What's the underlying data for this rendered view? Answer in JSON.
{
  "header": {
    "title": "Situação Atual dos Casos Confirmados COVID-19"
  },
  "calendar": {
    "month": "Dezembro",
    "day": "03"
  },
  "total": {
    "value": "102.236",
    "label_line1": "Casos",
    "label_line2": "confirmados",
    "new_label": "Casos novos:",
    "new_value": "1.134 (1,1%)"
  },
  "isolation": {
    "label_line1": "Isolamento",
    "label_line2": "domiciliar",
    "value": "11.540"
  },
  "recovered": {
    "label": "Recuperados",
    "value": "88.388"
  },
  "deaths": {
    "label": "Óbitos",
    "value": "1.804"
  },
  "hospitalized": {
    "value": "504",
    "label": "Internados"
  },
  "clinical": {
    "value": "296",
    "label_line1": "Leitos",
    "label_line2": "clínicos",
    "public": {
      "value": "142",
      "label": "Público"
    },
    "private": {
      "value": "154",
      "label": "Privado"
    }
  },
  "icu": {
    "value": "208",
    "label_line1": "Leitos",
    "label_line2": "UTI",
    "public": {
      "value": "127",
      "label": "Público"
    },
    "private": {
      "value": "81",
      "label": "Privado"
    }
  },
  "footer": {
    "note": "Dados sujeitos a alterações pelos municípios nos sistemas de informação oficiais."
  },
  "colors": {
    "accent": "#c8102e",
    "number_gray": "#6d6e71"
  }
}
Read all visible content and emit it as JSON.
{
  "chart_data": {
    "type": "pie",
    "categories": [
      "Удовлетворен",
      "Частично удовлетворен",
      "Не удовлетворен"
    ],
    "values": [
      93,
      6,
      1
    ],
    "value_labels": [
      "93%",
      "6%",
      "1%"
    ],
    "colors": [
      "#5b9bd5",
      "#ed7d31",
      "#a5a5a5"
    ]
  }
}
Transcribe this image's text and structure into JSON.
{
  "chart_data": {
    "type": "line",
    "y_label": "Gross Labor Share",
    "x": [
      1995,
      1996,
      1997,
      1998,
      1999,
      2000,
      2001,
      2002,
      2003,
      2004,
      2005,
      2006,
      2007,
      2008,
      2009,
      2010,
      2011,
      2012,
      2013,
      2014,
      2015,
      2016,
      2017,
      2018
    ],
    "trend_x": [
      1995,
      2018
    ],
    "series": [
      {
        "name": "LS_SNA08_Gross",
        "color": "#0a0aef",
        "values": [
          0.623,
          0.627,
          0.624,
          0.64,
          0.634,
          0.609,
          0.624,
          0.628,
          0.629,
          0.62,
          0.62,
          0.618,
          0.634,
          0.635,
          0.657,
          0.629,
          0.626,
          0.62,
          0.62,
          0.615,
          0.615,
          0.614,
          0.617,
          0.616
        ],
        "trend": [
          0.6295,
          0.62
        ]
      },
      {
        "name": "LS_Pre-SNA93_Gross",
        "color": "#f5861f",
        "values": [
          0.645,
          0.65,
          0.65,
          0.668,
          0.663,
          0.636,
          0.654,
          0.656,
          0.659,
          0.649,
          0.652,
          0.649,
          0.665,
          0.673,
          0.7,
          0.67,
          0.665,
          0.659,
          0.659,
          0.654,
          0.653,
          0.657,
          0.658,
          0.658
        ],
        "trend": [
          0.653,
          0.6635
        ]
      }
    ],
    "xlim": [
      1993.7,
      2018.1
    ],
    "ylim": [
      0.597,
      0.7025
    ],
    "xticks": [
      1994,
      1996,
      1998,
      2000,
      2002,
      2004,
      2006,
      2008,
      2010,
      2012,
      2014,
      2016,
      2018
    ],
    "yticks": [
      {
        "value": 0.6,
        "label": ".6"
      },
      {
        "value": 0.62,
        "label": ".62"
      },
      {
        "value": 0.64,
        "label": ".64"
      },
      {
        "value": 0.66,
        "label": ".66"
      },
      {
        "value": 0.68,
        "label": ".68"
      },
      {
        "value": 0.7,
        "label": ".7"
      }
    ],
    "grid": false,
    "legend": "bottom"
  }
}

» **Stated exercise**
Repeat the records above exactly as they appear.

» **Answer to this problem**
What's the underlying data for this rendered view? Answer in JSON.
{
  "header": {
    "title": "Situação Atual dos Casos Confirmados COVID-19"
  },
  "calendar": {
    "month": "Dezembro",
    "day": "03"
  },
  "total": {
    "value": "102.236",
    "label_line1": "Casos",
    "label_line2": "confirmados",
    "new_label": "Casos novos:",
    "new_value": "1.134 (1,1%)"
  },
  "isolation": {
    "label_line1": "Isolamento",
    "label_line2": "domiciliar",
    "value": "11.540"
  },
  "recovered": {
    "label": "Recuperados",
    "value": "88.388"
  },
  "deaths": {
    "label": "Óbitos",
    "value": "1.804"
  },
  "hospitalized": {
    "value": "504",
    "label": "Internados"
  },
  "clinical": {
    "value": "296",
    "label_line1": "Leitos",
    "label_line2": "clínicos",
    "public": {
      "value": "142",
      "label": "Público"
    },
    "private": {
      "value": "154",
      "label": "Privado"
    }
  },
  "icu": {
    "value": "208",
    "label_line1": "Leitos",
    "label_line2": "UTI",
    "public": {
      "value": "127",
      "label": "Público"
    },
    "private": {
      "value": "81",
      "label": "Privado"
    }
  },
  "footer": {
    "note": "Dados sujeitos a alterações pelos municípios nos sistemas de informação oficiais."
  },
  "colors": {
    "accent": "#c8102e",
    "number_gray": "#6d6e71"
  }
}
Read all visible content and emit it as JSON.
{
  "chart_data": {
    "type": "pie",
    "categories": [
      "Удовлетворен",
      "Частично удовлетворен",
      "Не удовлетворен"
    ],
    "values": [
      93,
      6,
      1
    ],
    "value_labels": [
      "93%",
      "6%",
      "1%"
    ],
    "colors": [
      "#5b9bd5",
      "#ed7d31",
      "#a5a5a5"
    ]
  }
}
Transcribe this image's text and structure into JSON.
{
  "chart_data": {
    "type": "line",
    "y_label": "Gross Labor Share",
    "x": [
      1995,
      1996,
      1997,
      1998,
      1999,
      2000,
      2001,
      2002,
      2003,
      2004,
      2005,
      2006,
      2007,
      2008,
      2009,
      2010,
      2011,
      2012,
      2013,
      2014,
      2015,
      2016,
      2017,
      2018
    ],
    "trend_x": [
      1995,
      2018
    ],
    "series": [
      {
        "name": "LS_SNA08_Gross",
        "color": "#0a0aef",
        "values": [
          0.623,
          0.627,
          0.624,
          0.64,
          0.634,
          0.609,
          0.624,
          0.628,
          0.629,
          0.62,
          0.62,
          0.618,
          0.634,
          0.635,
          0.657,
          0.629,
          0.626,
          0.62,
          0.62,
          0.615,
          0.615,
          0.614,
          0.617,
          0.616
        ],
        "trend": [
          0.6295,
          0.62
        ]
      },
      {
        "name": "LS_Pre-SNA93_Gross",
        "color": "#f5861f",
        "values": [
          0.645,
          0.65,
          0.65,
          0.668,
          0.663,
          0.636,
          0.654,
          0.656,
          0.659,
          0.649,
          0.652,
          0.649,
          0.665,
          0.673,
          0.7,
          0.67,
          0.665,
          0.659,
          0.659,
          0.654,
          0.653,
          0.657,
          0.658,
          0.658
        ],
        "trend": [
          0.653,
          0.6635
        ]
      }
    ],
    "xlim": [
      1993.7,
      2018.1
    ],
    "ylim": [
      0.597,
      0.7025
    ],
    "xticks": [
      1994,
      1996,
      1998,
      2000,
      2002,
      2004,
      2006,
      2008,
      2010,
      2012,
      2014,
      2016,
      2018
    ],
    "yticks": [
      {
        "value": 0.6,
        "label": ".6"
      },
      {
        "value": 0.62,
        "label": ".62"
      },
      {
        "value": 0.64,
        "label": ".64"
      },
      {
        "value": 0.66,
        "label": ".66"
      },
      {
        "value": 0.68,
        "label": ".68"
      },
      {
        "value": 0.7,
        "label": ".7"
      }
    ],
    "grid": false,
    "legend": "bottom"
  }
}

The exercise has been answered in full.